## Given instruction
Reproduce the listing below character for character; drop every image.

(Dataset rows)
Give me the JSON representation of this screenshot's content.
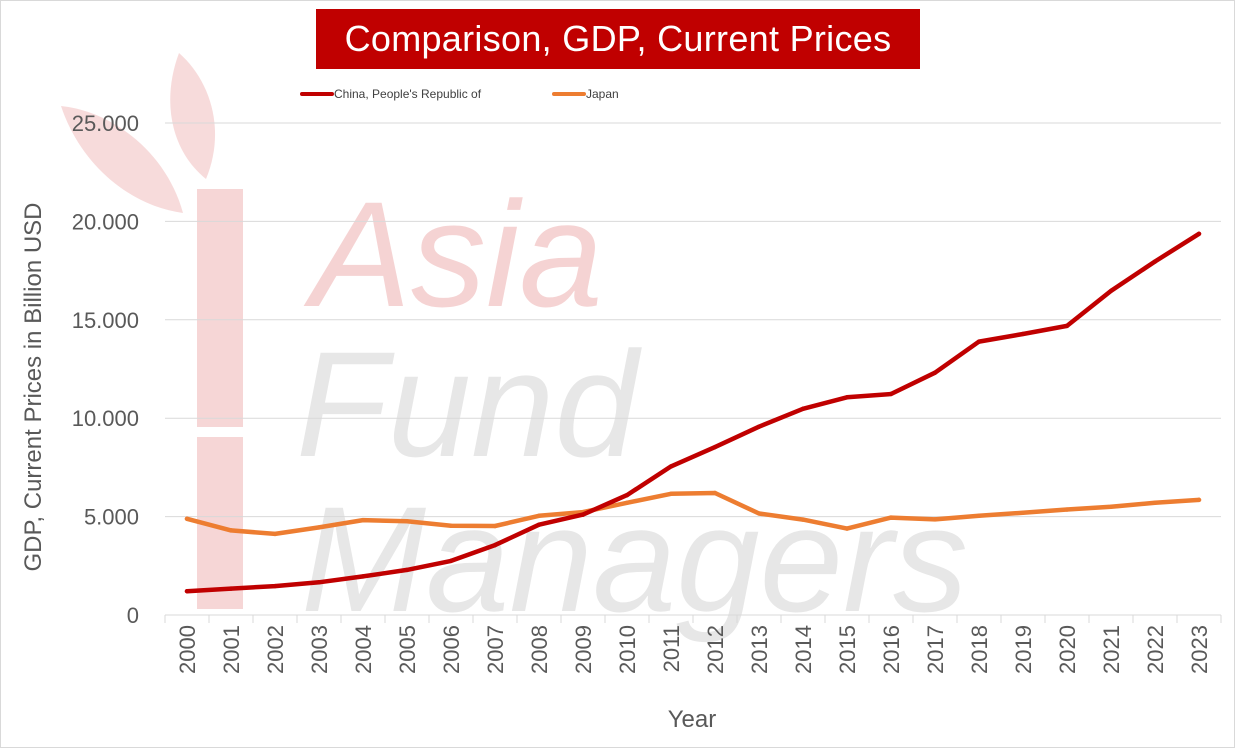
{
  "watermark": {
    "line1": "Asia",
    "line2": "Fund",
    "line3": "Managers"
  },
  "colors": {
    "china": "#c00000",
    "japan": "#ed7d31",
    "title_bg": "#c00000",
    "watermark_red": "#f4cccc",
    "watermark_gray": "#e3e3e3",
    "grid": "#d9d9d9",
    "text": "#595959"
  },
  "chart_data": {
    "type": "line",
    "title": "Comparison, GDP, Current Prices",
    "xlabel": "Year",
    "ylabel": "GDP, Current Prices in Billion USD",
    "x": [
      "2000",
      "2001",
      "2002",
      "2003",
      "2004",
      "2005",
      "2006",
      "2007",
      "2008",
      "2009",
      "2010",
      "2011",
      "2012",
      "2013",
      "2014",
      "2015",
      "2016",
      "2017",
      "2018",
      "2019",
      "2020",
      "2021",
      "2022",
      "2023"
    ],
    "ylim": [
      0,
      25000
    ],
    "yticks": [
      0,
      5000,
      10000,
      15000,
      20000,
      25000
    ],
    "ytick_labels": [
      "0",
      "5.000",
      "10.000",
      "15.000",
      "20.000",
      "25.000"
    ],
    "grid": "horizontal",
    "legend_position": "top-left",
    "series": [
      {
        "name": "China, People's Republic of",
        "color": "#c00000",
        "values": [
          1210,
          1340,
          1470,
          1660,
          1960,
          2290,
          2750,
          3550,
          4590,
          5100,
          6090,
          7550,
          8530,
          9570,
          10480,
          11060,
          11230,
          12310,
          13890,
          14280,
          14690,
          16470,
          17960,
          19370
        ]
      },
      {
        "name": "Japan",
        "color": "#ed7d31",
        "values": [
          4890,
          4300,
          4120,
          4450,
          4820,
          4760,
          4530,
          4520,
          5040,
          5230,
          5700,
          6160,
          6200,
          5160,
          4850,
          4390,
          4950,
          4860,
          5040,
          5200,
          5360,
          5500,
          5700,
          5850
        ]
      }
    ]
  }
}
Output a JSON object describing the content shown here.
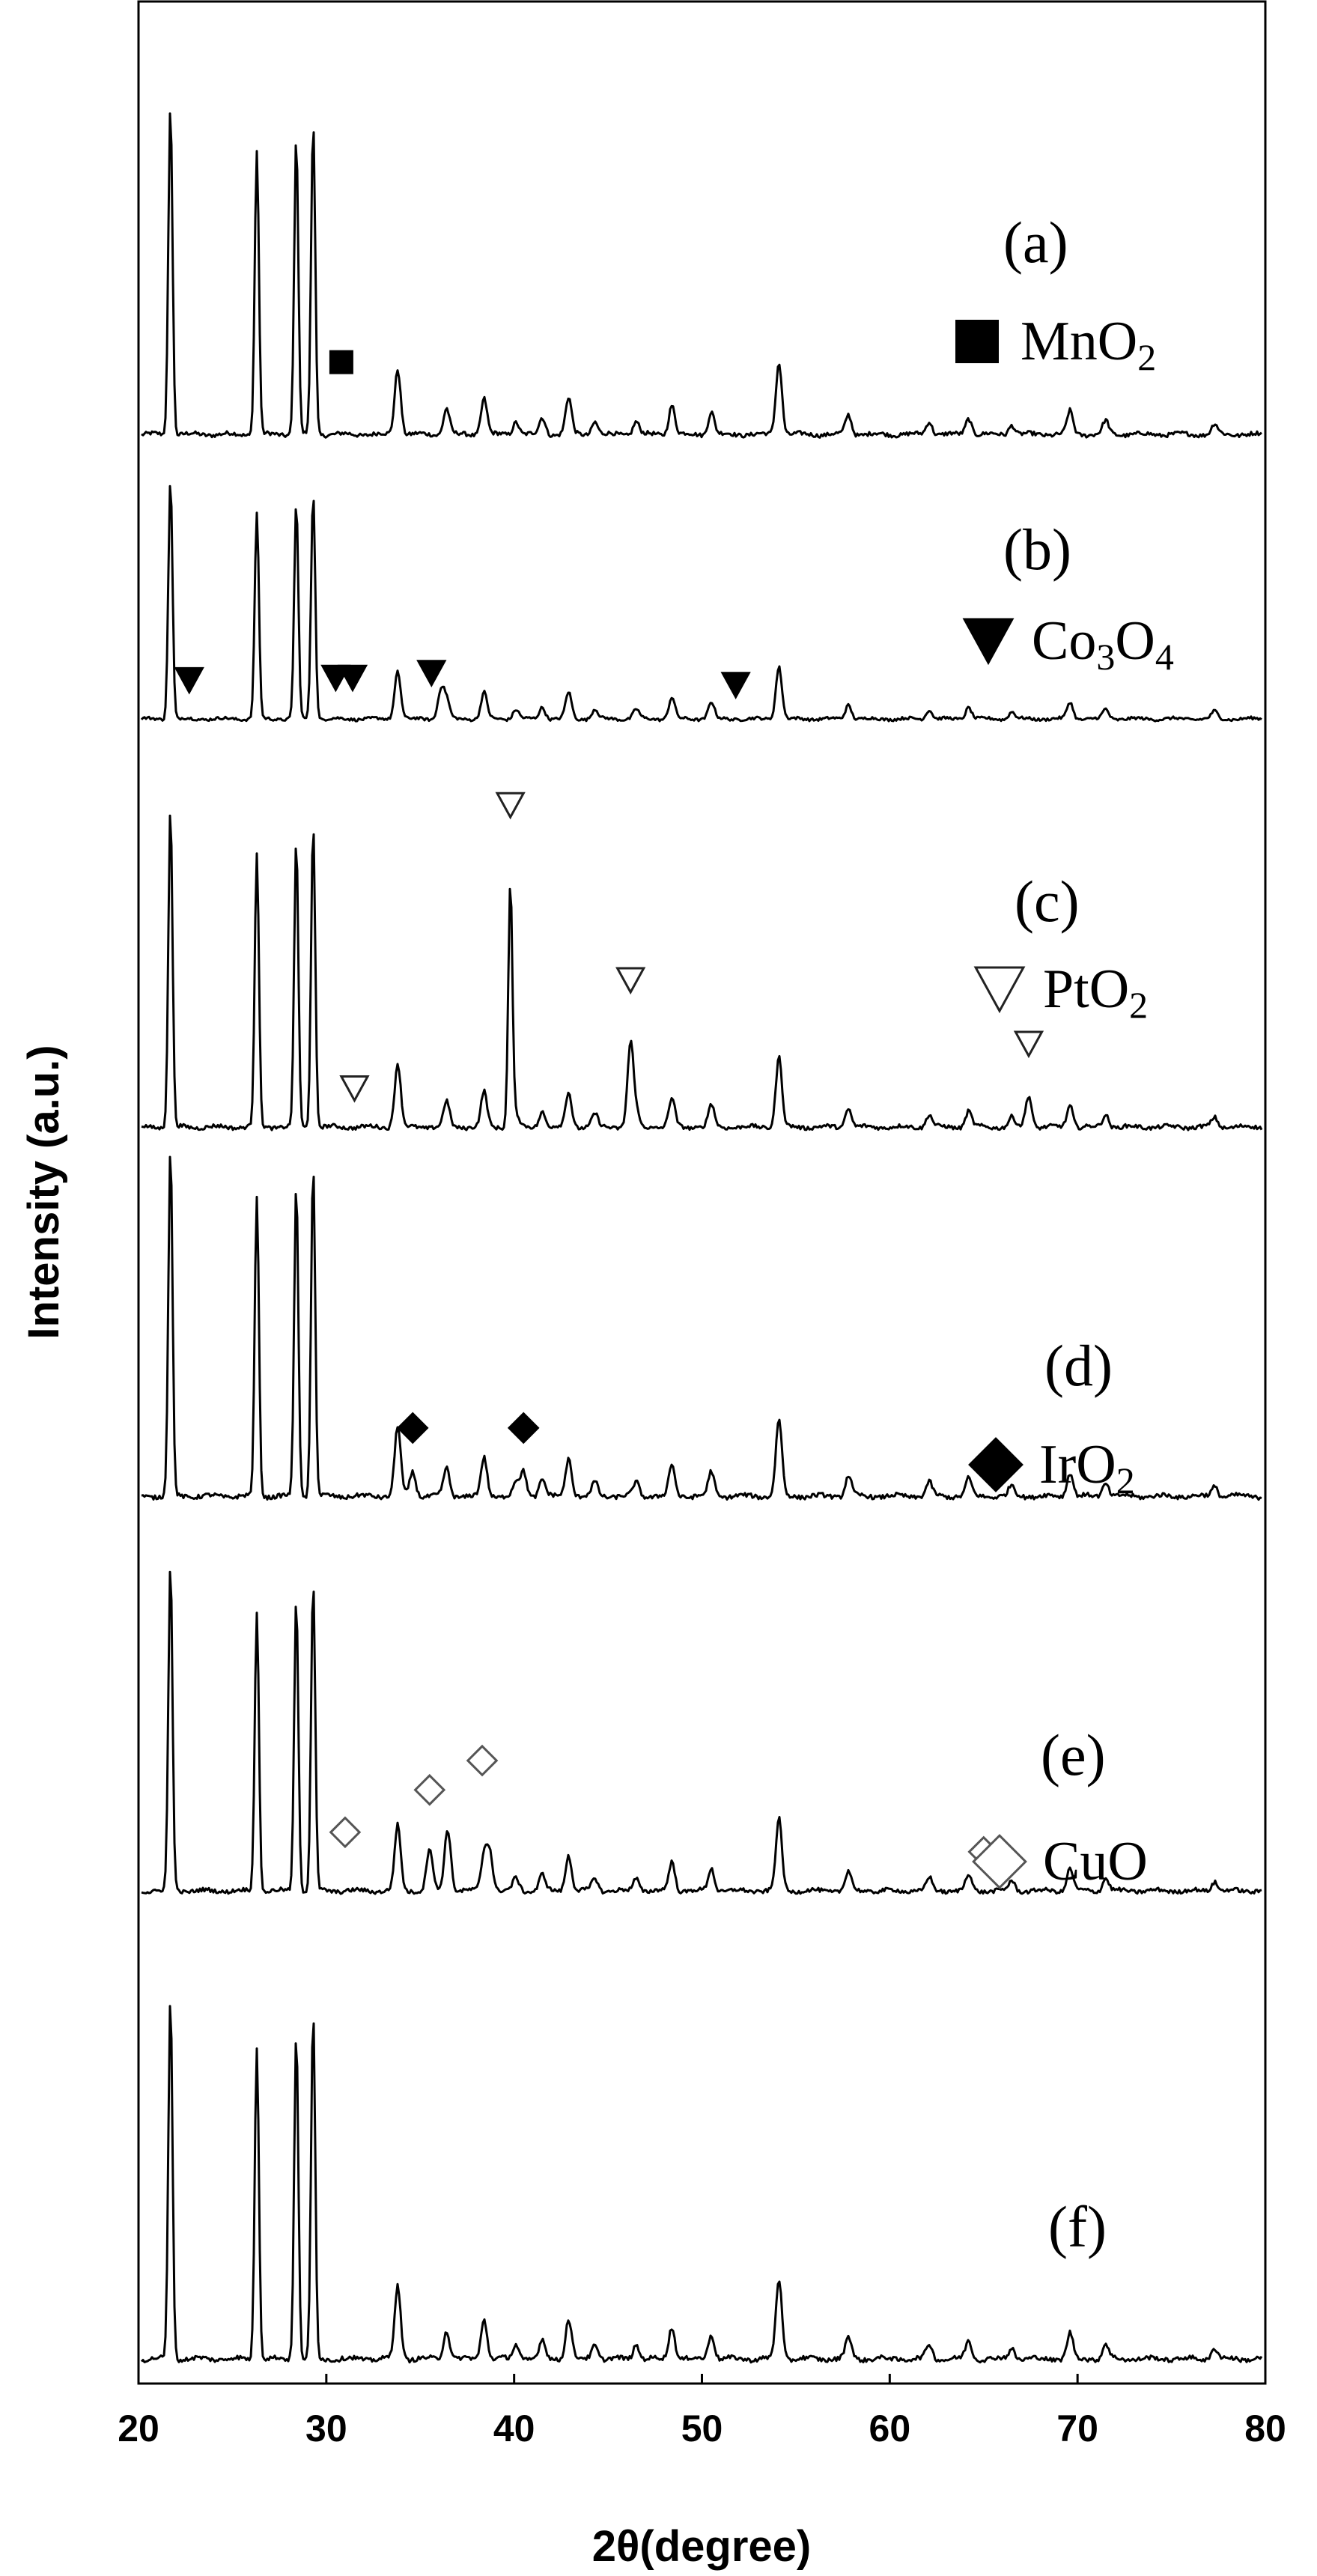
{
  "chart_data": {
    "type": "line",
    "title": "",
    "xlabel": "2θ(degree)",
    "ylabel": "Intensity (a.u.)",
    "xlim": [
      20,
      80
    ],
    "xticks": [
      "20",
      "30",
      "40",
      "50",
      "60",
      "70",
      "80"
    ],
    "grid": false,
    "legend_placement": "right, beside each pattern",
    "base_peaks": [
      {
        "x": 21.7,
        "i": 1.0
      },
      {
        "x": 26.3,
        "i": 0.86
      },
      {
        "x": 28.4,
        "i": 0.9
      },
      {
        "x": 29.3,
        "i": 0.95
      },
      {
        "x": 33.8,
        "i": 0.2
      },
      {
        "x": 36.4,
        "i": 0.08
      },
      {
        "x": 38.4,
        "i": 0.11
      },
      {
        "x": 40.1,
        "i": 0.04
      },
      {
        "x": 41.5,
        "i": 0.05
      },
      {
        "x": 42.9,
        "i": 0.11
      },
      {
        "x": 44.3,
        "i": 0.04
      },
      {
        "x": 46.5,
        "i": 0.04
      },
      {
        "x": 48.4,
        "i": 0.09
      },
      {
        "x": 50.5,
        "i": 0.07
      },
      {
        "x": 54.1,
        "i": 0.22
      },
      {
        "x": 57.8,
        "i": 0.06
      },
      {
        "x": 62.1,
        "i": 0.04
      },
      {
        "x": 64.2,
        "i": 0.05
      },
      {
        "x": 66.5,
        "i": 0.03
      },
      {
        "x": 69.6,
        "i": 0.07
      },
      {
        "x": 71.5,
        "i": 0.04
      },
      {
        "x": 77.3,
        "i": 0.03
      }
    ],
    "series": [
      {
        "label": "(a)",
        "legend": {
          "text": "MnO",
          "sub": "2",
          "marker": "filled-square"
        },
        "extra_peaks": [],
        "markers": [
          {
            "x": 30.8,
            "i": 0.16
          }
        ]
      },
      {
        "label": "(b)",
        "legend": {
          "text": "Co",
          "sub": "3",
          "text2": "O",
          "sub2": "4",
          "marker": "filled-down-triangle"
        },
        "extra_peaks": [
          {
            "x": 36.1,
            "i": 0.12
          }
        ],
        "markers": [
          {
            "x": 22.7,
            "i": 0.08
          },
          {
            "x": 30.5,
            "i": 0.09
          },
          {
            "x": 31.4,
            "i": 0.09
          },
          {
            "x": 35.6,
            "i": 0.11
          },
          {
            "x": 51.8,
            "i": 0.06
          }
        ]
      },
      {
        "label": "(c)",
        "legend": {
          "text": "PtO",
          "sub": "2",
          "marker": "open-down-triangle"
        },
        "extra_peaks": [
          {
            "x": 39.8,
            "i": 0.76
          },
          {
            "x": 46.2,
            "i": 0.26
          },
          {
            "x": 67.4,
            "i": 0.1
          }
        ],
        "markers": [
          {
            "x": 31.5,
            "i": 0.06
          },
          {
            "x": 39.8,
            "i": 0.95
          },
          {
            "x": 46.2,
            "i": 0.4
          },
          {
            "x": 67.4,
            "i": 0.2
          }
        ]
      },
      {
        "label": "(d)",
        "legend": {
          "text": "IrO",
          "sub": "2",
          "marker": "filled-diamond"
        },
        "extra_peaks": [
          {
            "x": 34.6,
            "i": 0.07
          },
          {
            "x": 40.5,
            "i": 0.07
          }
        ],
        "markers": [
          {
            "x": 34.6,
            "i": 0.14
          },
          {
            "x": 40.5,
            "i": 0.14
          }
        ]
      },
      {
        "label": "(e)",
        "legend": {
          "text": "CuO",
          "marker": "open-diamond"
        },
        "extra_peaks": [
          {
            "x": 35.5,
            "i": 0.13
          },
          {
            "x": 36.5,
            "i": 0.12
          },
          {
            "x": 38.7,
            "i": 0.12
          }
        ],
        "markers": [
          {
            "x": 31.0,
            "i": 0.12
          },
          {
            "x": 35.5,
            "i": 0.25
          },
          {
            "x": 38.3,
            "i": 0.34
          },
          {
            "x": 65.0,
            "i": 0.06
          }
        ]
      },
      {
        "label": "(f)",
        "extra_peaks": [],
        "markers": []
      }
    ]
  }
}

## Result of the task
Give me the JSON representation of this screenshot's content.
{
  "watermark": {
    "line1": "Asia",
    "line2": "Fund",
    "line3": "Managers"
  },
  "colors": {
    "china": "#c00000",
    "japan": "#ed7d31",
    "title_bg": "#c00000",
    "watermark_red": "#f4cccc",
    "watermark_gray": "#e3e3e3",
    "grid": "#d9d9d9",
    "text": "#595959"
  },
  "chart_data": {
    "type": "line",
    "title": "Comparison, GDP, Current Prices",
    "xlabel": "Year",
    "ylabel": "GDP, Current Prices in Billion USD",
    "x": [
      "2000",
      "2001",
      "2002",
      "2003",
      "2004",
      "2005",
      "2006",
      "2007",
      "2008",
      "2009",
      "2010",
      "2011",
      "2012",
      "2013",
      "2014",
      "2015",
      "2016",
      "2017",
      "2018",
      "2019",
      "2020",
      "2021",
      "2022",
      "2023"
    ],
    "ylim": [
      0,
      25000
    ],
    "yticks": [
      0,
      5000,
      10000,
      15000,
      20000,
      25000
    ],
    "ytick_labels": [
      "0",
      "5.000",
      "10.000",
      "15.000",
      "20.000",
      "25.000"
    ],
    "grid": "horizontal",
    "legend_position": "top-left",
    "series": [
      {
        "name": "China, People's Republic of",
        "color": "#c00000",
        "values": [
          1210,
          1340,
          1470,
          1660,
          1960,
          2290,
          2750,
          3550,
          4590,
          5100,
          6090,
          7550,
          8530,
          9570,
          10480,
          11060,
          11230,
          12310,
          13890,
          14280,
          14690,
          16470,
          17960,
          19370
        ]
      },
      {
        "name": "Japan",
        "color": "#ed7d31",
        "values": [
          4890,
          4300,
          4120,
          4450,
          4820,
          4760,
          4530,
          4520,
          5040,
          5230,
          5700,
          6160,
          6200,
          5160,
          4850,
          4390,
          4950,
          4860,
          5040,
          5200,
          5360,
          5500,
          5700,
          5850
        ]
      }
    ]
  }
}
Output a JSON object describing the content shown here.
{
  "chart_data": {
    "type": "line",
    "title": "",
    "xlabel": "2θ(degree)",
    "ylabel": "Intensity (a.u.)",
    "xlim": [
      20,
      80
    ],
    "xticks": [
      "20",
      "30",
      "40",
      "50",
      "60",
      "70",
      "80"
    ],
    "grid": false,
    "legend_placement": "right, beside each pattern",
    "base_peaks": [
      {
        "x": 21.7,
        "i": 1.0
      },
      {
        "x": 26.3,
        "i": 0.86
      },
      {
        "x": 28.4,
        "i": 0.9
      },
      {
        "x": 29.3,
        "i": 0.95
      },
      {
        "x": 33.8,
        "i": 0.2
      },
      {
        "x": 36.4,
        "i": 0.08
      },
      {
        "x": 38.4,
        "i": 0.11
      },
      {
        "x": 40.1,
        "i": 0.04
      },
      {
        "x": 41.5,
        "i": 0.05
      },
      {
        "x": 42.9,
        "i": 0.11
      },
      {
        "x": 44.3,
        "i": 0.04
      },
      {
        "x": 46.5,
        "i": 0.04
      },
      {
        "x": 48.4,
        "i": 0.09
      },
      {
        "x": 50.5,
        "i": 0.07
      },
      {
        "x": 54.1,
        "i": 0.22
      },
      {
        "x": 57.8,
        "i": 0.06
      },
      {
        "x": 62.1,
        "i": 0.04
      },
      {
        "x": 64.2,
        "i": 0.05
      },
      {
        "x": 66.5,
        "i": 0.03
      },
      {
        "x": 69.6,
        "i": 0.07
      },
      {
        "x": 71.5,
        "i": 0.04
      },
      {
        "x": 77.3,
        "i": 0.03
      }
    ],
    "series": [
      {
        "label": "(a)",
        "legend": {
          "text": "MnO",
          "sub": "2",
          "marker": "filled-square"
        },
        "extra_peaks": [],
        "markers": [
          {
            "x": 30.8,
            "i": 0.16
          }
        ]
      },
      {
        "label": "(b)",
        "legend": {
          "text": "Co",
          "sub": "3",
          "text2": "O",
          "sub2": "4",
          "marker": "filled-down-triangle"
        },
        "extra_peaks": [
          {
            "x": 36.1,
            "i": 0.12
          }
        ],
        "markers": [
          {
            "x": 22.7,
            "i": 0.08
          },
          {
            "x": 30.5,
            "i": 0.09
          },
          {
            "x": 31.4,
            "i": 0.09
          },
          {
            "x": 35.6,
            "i": 0.11
          },
          {
            "x": 51.8,
            "i": 0.06
          }
        ]
      },
      {
        "label": "(c)",
        "legend": {
          "text": "PtO",
          "sub": "2",
          "marker": "open-down-triangle"
        },
        "extra_peaks": [
          {
            "x": 39.8,
            "i": 0.76
          },
          {
            "x": 46.2,
            "i": 0.26
          },
          {
            "x": 67.4,
            "i": 0.1
          }
        ],
        "markers": [
          {
            "x": 31.5,
            "i": 0.06
          },
          {
            "x": 39.8,
            "i": 0.95
          },
          {
            "x": 46.2,
            "i": 0.4
          },
          {
            "x": 67.4,
            "i": 0.2
          }
        ]
      },
      {
        "label": "(d)",
        "legend": {
          "text": "IrO",
          "sub": "2",
          "marker": "filled-diamond"
        },
        "extra_peaks": [
          {
            "x": 34.6,
            "i": 0.07
          },
          {
            "x": 40.5,
            "i": 0.07
          }
        ],
        "markers": [
          {
            "x": 34.6,
            "i": 0.14
          },
          {
            "x": 40.5,
            "i": 0.14
          }
        ]
      },
      {
        "label": "(e)",
        "legend": {
          "text": "CuO",
          "marker": "open-diamond"
        },
        "extra_peaks": [
          {
            "x": 35.5,
            "i": 0.13
          },
          {
            "x": 36.5,
            "i": 0.12
          },
          {
            "x": 38.7,
            "i": 0.12
          }
        ],
        "markers": [
          {
            "x": 31.0,
            "i": 0.12
          },
          {
            "x": 35.5,
            "i": 0.25
          },
          {
            "x": 38.3,
            "i": 0.34
          },
          {
            "x": 65.0,
            "i": 0.06
          }
        ]
      },
      {
        "label": "(f)",
        "extra_peaks": [],
        "markers": []
      }
    ]
  }
}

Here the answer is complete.